● **EXERCISE**
Each line of the listing that contains the word "ylabel" is to be copied.

● **Data entries for graphics**
——

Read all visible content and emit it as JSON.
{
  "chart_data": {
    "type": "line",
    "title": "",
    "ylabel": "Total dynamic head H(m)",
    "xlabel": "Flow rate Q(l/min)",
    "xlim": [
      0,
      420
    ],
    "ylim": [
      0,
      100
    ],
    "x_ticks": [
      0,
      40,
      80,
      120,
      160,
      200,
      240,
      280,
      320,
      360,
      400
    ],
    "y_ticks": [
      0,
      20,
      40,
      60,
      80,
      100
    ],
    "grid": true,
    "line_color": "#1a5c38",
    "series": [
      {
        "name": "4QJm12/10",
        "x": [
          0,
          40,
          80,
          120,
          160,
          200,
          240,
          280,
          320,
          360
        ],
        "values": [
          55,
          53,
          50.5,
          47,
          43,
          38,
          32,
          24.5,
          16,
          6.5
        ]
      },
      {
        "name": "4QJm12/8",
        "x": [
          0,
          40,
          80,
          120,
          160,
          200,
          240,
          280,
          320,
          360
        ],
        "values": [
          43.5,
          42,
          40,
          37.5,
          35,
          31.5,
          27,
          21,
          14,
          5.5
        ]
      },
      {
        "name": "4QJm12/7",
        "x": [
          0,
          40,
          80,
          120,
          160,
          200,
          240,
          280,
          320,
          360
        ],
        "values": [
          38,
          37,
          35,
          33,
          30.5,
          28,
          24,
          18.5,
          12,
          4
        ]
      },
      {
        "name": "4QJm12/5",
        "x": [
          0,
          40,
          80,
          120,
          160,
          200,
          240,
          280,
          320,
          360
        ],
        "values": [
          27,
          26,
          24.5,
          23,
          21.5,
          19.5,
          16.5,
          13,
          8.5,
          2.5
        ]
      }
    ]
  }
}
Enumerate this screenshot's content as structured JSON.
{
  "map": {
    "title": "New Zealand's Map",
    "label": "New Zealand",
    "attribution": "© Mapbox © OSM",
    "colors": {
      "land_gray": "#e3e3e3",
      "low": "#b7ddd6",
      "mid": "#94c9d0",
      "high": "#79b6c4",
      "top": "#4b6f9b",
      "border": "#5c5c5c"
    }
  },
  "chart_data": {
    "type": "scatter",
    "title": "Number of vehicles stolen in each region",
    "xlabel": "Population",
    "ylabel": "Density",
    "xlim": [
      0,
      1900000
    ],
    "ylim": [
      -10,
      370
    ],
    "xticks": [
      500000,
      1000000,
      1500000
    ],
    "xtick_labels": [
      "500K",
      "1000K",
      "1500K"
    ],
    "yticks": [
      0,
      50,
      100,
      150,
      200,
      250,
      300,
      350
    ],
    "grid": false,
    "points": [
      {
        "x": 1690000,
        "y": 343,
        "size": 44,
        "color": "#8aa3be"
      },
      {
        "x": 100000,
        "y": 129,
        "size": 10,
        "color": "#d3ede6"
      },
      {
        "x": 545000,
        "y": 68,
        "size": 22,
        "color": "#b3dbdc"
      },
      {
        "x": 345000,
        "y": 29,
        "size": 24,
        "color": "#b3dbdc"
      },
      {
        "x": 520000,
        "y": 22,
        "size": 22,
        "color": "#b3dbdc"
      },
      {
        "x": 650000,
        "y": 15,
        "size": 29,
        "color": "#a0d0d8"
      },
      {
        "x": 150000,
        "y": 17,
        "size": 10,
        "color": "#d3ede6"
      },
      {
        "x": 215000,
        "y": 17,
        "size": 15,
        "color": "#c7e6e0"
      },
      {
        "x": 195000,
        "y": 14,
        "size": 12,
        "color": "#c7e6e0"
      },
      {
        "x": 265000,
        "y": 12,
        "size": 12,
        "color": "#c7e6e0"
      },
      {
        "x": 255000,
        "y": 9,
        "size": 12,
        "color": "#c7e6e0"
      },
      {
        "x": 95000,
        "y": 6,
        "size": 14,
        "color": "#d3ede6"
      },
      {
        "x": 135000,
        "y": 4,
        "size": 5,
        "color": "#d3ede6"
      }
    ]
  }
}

——

● **RESULT OF THE TASK**
    "ylabel": "Total dynamic head H(m)",
    "ylabel": "Density",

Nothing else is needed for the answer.